GOAL: Lines containing the string "Users" are to be counted; report the number and nothing more.

GIVEN RECORDS:
******

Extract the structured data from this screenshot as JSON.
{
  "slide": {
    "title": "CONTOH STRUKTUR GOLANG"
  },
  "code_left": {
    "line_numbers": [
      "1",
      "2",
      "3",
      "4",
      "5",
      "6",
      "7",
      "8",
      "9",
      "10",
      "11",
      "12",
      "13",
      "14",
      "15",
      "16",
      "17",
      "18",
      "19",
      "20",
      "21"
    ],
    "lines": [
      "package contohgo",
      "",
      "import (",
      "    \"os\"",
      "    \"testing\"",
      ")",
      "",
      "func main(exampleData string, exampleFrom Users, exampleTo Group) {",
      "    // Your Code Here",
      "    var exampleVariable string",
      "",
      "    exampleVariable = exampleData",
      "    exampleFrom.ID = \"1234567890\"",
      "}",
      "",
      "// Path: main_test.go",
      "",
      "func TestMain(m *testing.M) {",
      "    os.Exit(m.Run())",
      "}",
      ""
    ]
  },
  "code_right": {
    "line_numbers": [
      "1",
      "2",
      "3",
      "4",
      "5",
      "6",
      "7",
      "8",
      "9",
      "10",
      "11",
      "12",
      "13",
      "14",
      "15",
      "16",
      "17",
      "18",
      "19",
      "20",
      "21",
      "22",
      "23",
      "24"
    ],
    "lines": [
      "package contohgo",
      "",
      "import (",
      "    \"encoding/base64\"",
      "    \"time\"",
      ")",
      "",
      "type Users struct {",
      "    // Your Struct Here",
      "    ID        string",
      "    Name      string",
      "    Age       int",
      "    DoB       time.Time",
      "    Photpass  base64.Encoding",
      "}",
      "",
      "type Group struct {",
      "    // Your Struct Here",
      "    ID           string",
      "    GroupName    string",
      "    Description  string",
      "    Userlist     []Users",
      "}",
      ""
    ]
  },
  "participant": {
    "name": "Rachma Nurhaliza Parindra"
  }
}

******

ANSWER TO THIS EXERCISE: 3